Copy each line in which the string "nicht" occurs.

========================

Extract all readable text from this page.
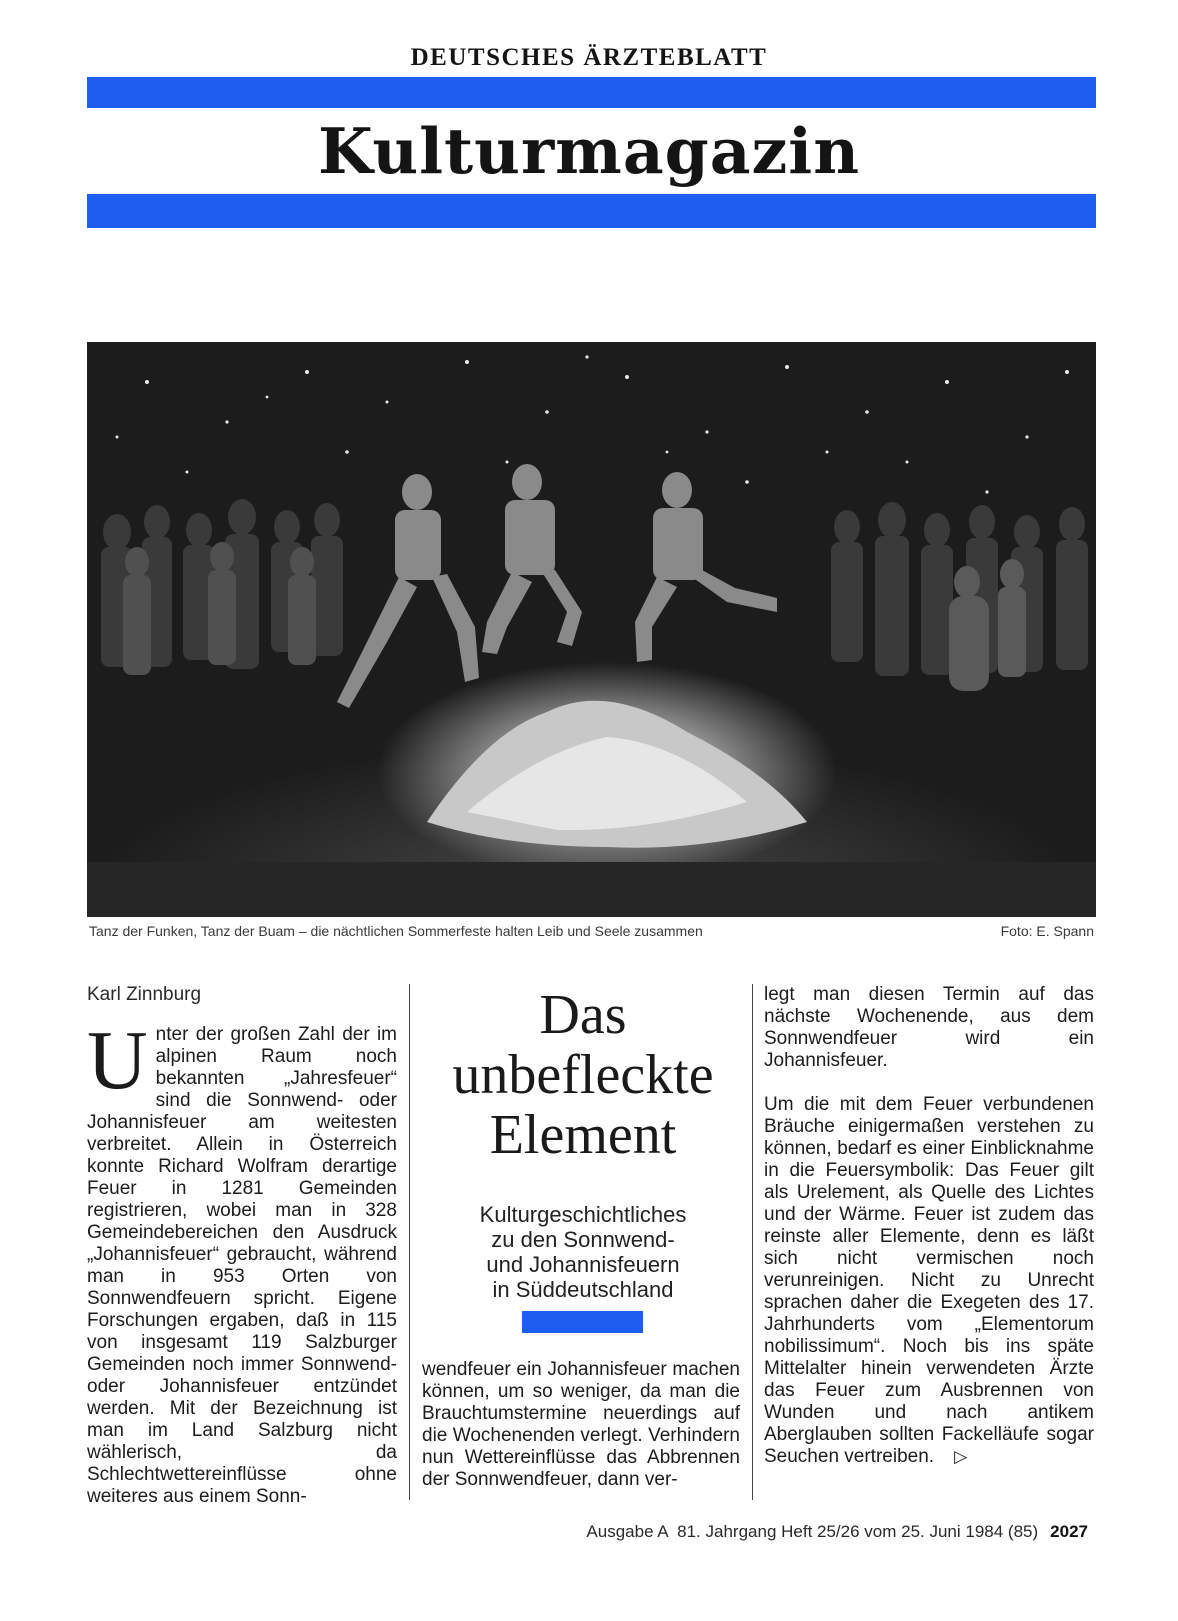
DEUTSCHES ÄRZTEBLATT
Kulturmagazin
Tanz der Funken, Tanz der Buam – die nächtlichen Sommerfeste halten Leib und Seele zusammen	Foto: E. Spann
Karl Zinnburg

Unter der großen Zahl der im alpinen Raum noch bekannten „Jahresfeuer“ sind die Sonnwend- oder Johannisfeuer am weitesten verbreitet. Allein in Österreich konnte Richard Wolfram derartige Feuer in 1281 Gemeinden registrieren, wobei man in 328 Gemeindebereichen den Ausdruck „Johannisfeuer“ gebraucht, während man in 953 Orten von Sonnwendfeuern spricht. Eigene Forschungen ergaben, daß in 115 von insgesamt 119 Salzburger Gemeinden noch immer Sonnwend- oder Johannisfeuer entzündet werden. Mit der Bezeichnung ist man im Land Salzburg nicht wählerisch, da Schlechtwettereinflüsse ohne weiteres aus einem Sonn-

Das
unbefleckte
Element
Kulturgeschichtliches
zu den Sonnwend-
und Johannisfeuern
in Süddeutschland

wendfeuer ein Johannisfeuer machen können, um so weniger, da man die Brauchtumstermine neuerdings auf die Wochenenden verlegt. Verhindern nun Wettereinflüsse das Abbrennen der Sonnwendfeuer, dann ver-

legt man diesen Termin auf das nächste Wochenende, aus dem Sonnwendfeuer wird ein Johannisfeuer.

Um die mit dem Feuer verbundenen Bräuche einigermaßen verstehen zu können, bedarf es einer Einblicknahme in die Feuersymbolik: Das Feuer gilt als Urelement, als Quelle des Lichtes und der Wärme. Feuer ist zudem das reinste aller Elemente, denn es läßt sich nicht vermischen noch verunreinigen. Nicht zu Unrecht sprachen daher die Exegeten des 17. Jahrhunderts vom „Elementorum nobilissimum“. Noch bis ins späte Mittelalter hinein verwendeten Ärzte das Feuer zum Ausbrennen von Wunden und nach antikem Aberglauben sollten Fackelläufe sogar Seuchen vertreiben. ▷

Ausgabe A  81. Jahrgang Heft 25/26 vom 25. Juni 1984 (85) 2027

========================

## Solution to this problem
Unter der großen Zahl der im alpinen Raum noch bekannten „Jahresfeuer“ sind die Sonnwend- oder Johannisfeuer am weitesten verbreitet. Allein in Österreich konnte Richard Wolfram derartige Feuer in 1281 Gemeinden registrieren, wobei man in 328 Gemeindebereichen den Ausdruck „Johannisfeuer“ gebraucht, während man in 953 Orten von Sonnwendfeuern spricht. Eigene Forschungen ergaben, daß in 115 von insgesamt 119 Salzburger Gemeinden noch immer Sonnwend- oder Johannisfeuer entzündet werden. Mit der Bezeichnung ist man im Land Salzburg nicht wählerisch, da Schlechtwettereinflüsse ohne weiteres aus einem Sonn-
Um die mit dem Feuer verbundenen Bräuche einigermaßen verstehen zu können, bedarf es einer Einblicknahme in die Feuersymbolik: Das Feuer gilt als Urelement, als Quelle des Lichtes und der Wärme. Feuer ist zudem das reinste aller Elemente, denn es läßt sich nicht vermischen noch verunreinigen. Nicht zu Unrecht sprachen daher die Exegeten des 17. Jahrhunderts vom „Elementorum nobilissimum“. Noch bis ins späte Mittelalter hinein verwendeten Ärzte das Feuer zum Ausbrennen von Wunden und nach antikem Aberglauben sollten Fackelläufe sogar Seuchen vertreiben. ▷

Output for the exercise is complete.